**What you have to do**
Please revise the passage on co-conspirator sentencing from "The trial court sentenced" up to and including "regarding the process.", changing "spreadsheet" to "chart" throughout.

The trial court sentenced the defendants based on the activities of other persons who implemented the scheme. The trial court relied on a spreadsheet prepared by the Government and did not make particularized findings to support the inclusions in the spreadsheet. The Court of Appeals remanded for those findings, but had some interesting comments regarding the process.
The background for the comments is Pinkerton co-conspirator liability. United States v. Pinkerton, 328 U.S. 640 (1946), here. (This blog has discussed Pinkerton liability often; for the blog entries sorted by relevance, see here.) For purposes of criminal conviction, one conspirator can be prosecuted for the reasonably foreseeable criminal conduct of co-conspirators within the scope of the conspiracy. For purposes of sentencing, though, the inclusion of financial loss from other persons' conduct is more restricted (I digress on that issue below, but first offer the analysis if the Second Circuit in the Platt opinion on which this blog entry is based):
Under Section 1B1.3(a)(1)(B) "[a] district court may sentence a defendant based on the reasonably foreseeable acts and omissions of his co-conspirators that were taken in relation to a conspiracy." United States v. Getto, 729 F.3d 221, 234 (2d Cir. 2013). However, to hold a defendant accountable for jointly undertaken criminal activity, a district court must first "make a particularized finding of the scope of the criminal activity agreed upon by the defendant" and, in addition, make a particularized finding that relevant co-conspirator conduct was foreseeable to the defendant. Studley, 47 F.3d at 574.

**Records provided**
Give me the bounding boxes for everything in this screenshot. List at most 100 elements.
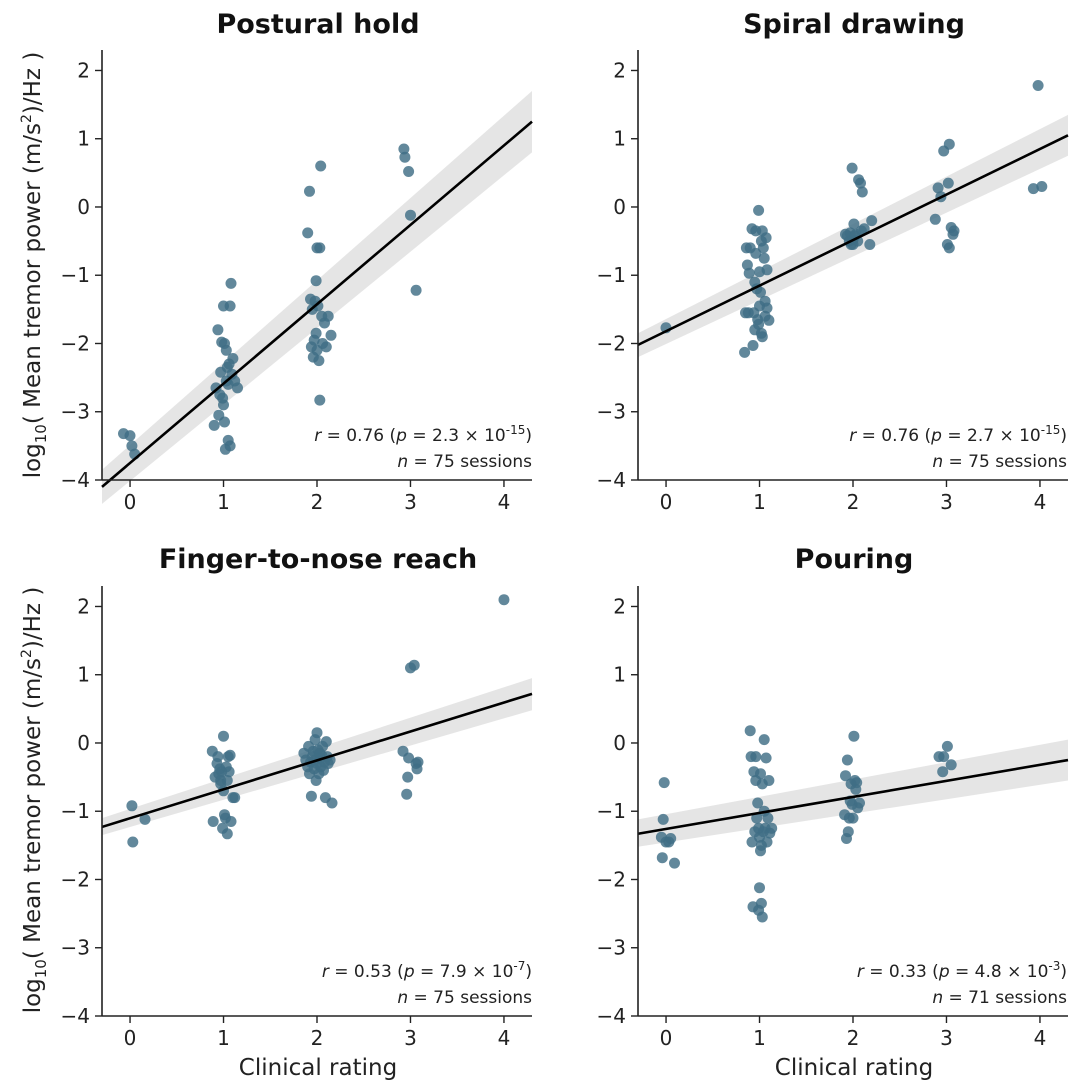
data-point bbox=[930, 214, 941, 225]
data-point bbox=[304, 186, 315, 197]
x-tick-label: 3 bbox=[940, 1026, 953, 1050]
data-point bbox=[232, 382, 243, 393]
y-tick-label: −4 bbox=[597, 1004, 626, 1028]
data-point bbox=[225, 750, 236, 761]
x-axis-label-right: Clinical rating bbox=[775, 1055, 933, 1081]
data-point bbox=[657, 852, 668, 863]
data-point bbox=[851, 777, 862, 788]
y-tick-label: 2 bbox=[613, 594, 626, 618]
data-point bbox=[943, 178, 954, 189]
x-tick-label: 2 bbox=[311, 1026, 324, 1050]
y-tick-label: −2 bbox=[61, 331, 90, 355]
data-point bbox=[847, 163, 858, 174]
data-point bbox=[321, 736, 332, 747]
data-point bbox=[411, 285, 422, 296]
data-point bbox=[313, 355, 324, 366]
data-point bbox=[226, 278, 237, 289]
data-point bbox=[757, 912, 768, 923]
data-point bbox=[302, 227, 313, 238]
stat-n-label: n = 75 sessions bbox=[397, 452, 532, 472]
stat-r-label: r = 0.53 (p = 7.9 × 10-7) bbox=[322, 959, 532, 982]
data-point bbox=[665, 833, 676, 844]
data-point bbox=[848, 813, 859, 824]
data-point bbox=[944, 242, 955, 253]
data-point bbox=[762, 264, 773, 275]
x-tick-label: 0 bbox=[660, 490, 673, 514]
data-point bbox=[754, 882, 765, 893]
data-point bbox=[756, 236, 767, 247]
y-tick-label: −1 bbox=[61, 799, 90, 823]
data-point bbox=[323, 311, 334, 322]
data-point bbox=[229, 792, 240, 803]
y-tick-label: −2 bbox=[597, 331, 626, 355]
data-point bbox=[842, 755, 853, 766]
x-tick-label: 1 bbox=[217, 1026, 230, 1050]
data-point bbox=[222, 775, 233, 786]
panel-pouring: Pouring −4 −3 −2 −1 0 1 2 0 1 2 3 4 r = 0.33 (p = 4… bbox=[597, 544, 1068, 1050]
data-point bbox=[938, 751, 949, 762]
panel-title: Spiral drawing bbox=[743, 9, 965, 40]
x-tick-label: 0 bbox=[124, 1026, 137, 1050]
y-tick-label: −2 bbox=[61, 867, 90, 891]
data-point bbox=[212, 751, 223, 762]
regression-line bbox=[102, 694, 532, 827]
data-point bbox=[659, 777, 670, 788]
stat-r-label: r = 0.33 (p = 4.8 × 10-3) bbox=[857, 959, 1067, 982]
x-tick-label: 4 bbox=[498, 1026, 511, 1050]
y-tick-label: −3 bbox=[61, 400, 90, 424]
data-point bbox=[864, 239, 875, 250]
y-tick-label: 0 bbox=[77, 195, 90, 219]
panel-finger-to-nose-reach: Finger-to-nose reach −4 −3 −2 −1 0 1 2 0 1 2 3 4 r … bbox=[61, 544, 533, 1050]
y-tick-label: −4 bbox=[597, 468, 626, 492]
data-point bbox=[750, 775, 761, 786]
data-point bbox=[311, 328, 322, 339]
x-tick-label: 2 bbox=[311, 490, 324, 514]
figure: log10( Mean tremor power (m/s2)/Hz ) log… bbox=[0, 0, 1080, 1091]
data-point bbox=[658, 814, 669, 825]
x-tick-label: 3 bbox=[940, 490, 953, 514]
data-point bbox=[126, 800, 137, 811]
x-tick-label: 4 bbox=[1034, 1026, 1047, 1050]
data-point bbox=[306, 791, 317, 802]
data-point bbox=[225, 440, 236, 451]
data-point bbox=[218, 399, 229, 410]
data-point bbox=[944, 139, 955, 150]
y-tick-label: −3 bbox=[597, 400, 626, 424]
data-point bbox=[227, 353, 238, 364]
data-point bbox=[762, 813, 773, 824]
y-axis-label-bottom: log10( Mean tremor power (m/s2)/Hz ) bbox=[19, 587, 50, 1014]
data-point bbox=[937, 766, 948, 777]
data-point bbox=[761, 753, 772, 764]
data-point bbox=[763, 315, 774, 326]
data-point bbox=[866, 215, 877, 226]
data-point bbox=[942, 741, 953, 752]
data-point bbox=[748, 340, 759, 351]
data-point bbox=[745, 725, 756, 736]
data-point bbox=[315, 161, 326, 172]
y-tick-label: −1 bbox=[61, 263, 90, 287]
y-tick-label: 0 bbox=[613, 731, 626, 755]
panel-title: Finger-to-nose reach bbox=[159, 544, 477, 575]
data-point bbox=[843, 826, 854, 837]
y-tick-label: 2 bbox=[613, 58, 626, 82]
y-tick-label: −1 bbox=[597, 799, 626, 823]
x-tick-label: 1 bbox=[753, 1026, 766, 1050]
x-tick-label: 2 bbox=[847, 490, 860, 514]
data-point bbox=[310, 734, 321, 745]
data-point bbox=[314, 242, 325, 253]
data-point bbox=[125, 430, 136, 441]
data-point bbox=[750, 751, 761, 762]
y-tick-label: 0 bbox=[77, 731, 90, 755]
data-point bbox=[208, 816, 219, 827]
y-tick-label: −1 bbox=[597, 263, 626, 287]
data-point bbox=[946, 759, 957, 770]
y-tick-label: 1 bbox=[77, 663, 90, 687]
data-point bbox=[848, 731, 859, 742]
data-point bbox=[413, 757, 424, 768]
data-point bbox=[219, 417, 230, 428]
data-point bbox=[212, 324, 223, 335]
data-point bbox=[766, 823, 777, 834]
data-point bbox=[311, 275, 322, 286]
x-tick-label: 3 bbox=[404, 490, 417, 514]
y-tick-label: −2 bbox=[597, 867, 626, 891]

**Response to this task**
The trial court sentenced the defendants based on the activities of other persons who implemented the scheme. The trial court relied on a chart prepared by the Government and did not make particularized findings to support the inclusions in the chart. The Court of Appeals remanded for those findings, but had some interesting comments regarding the process.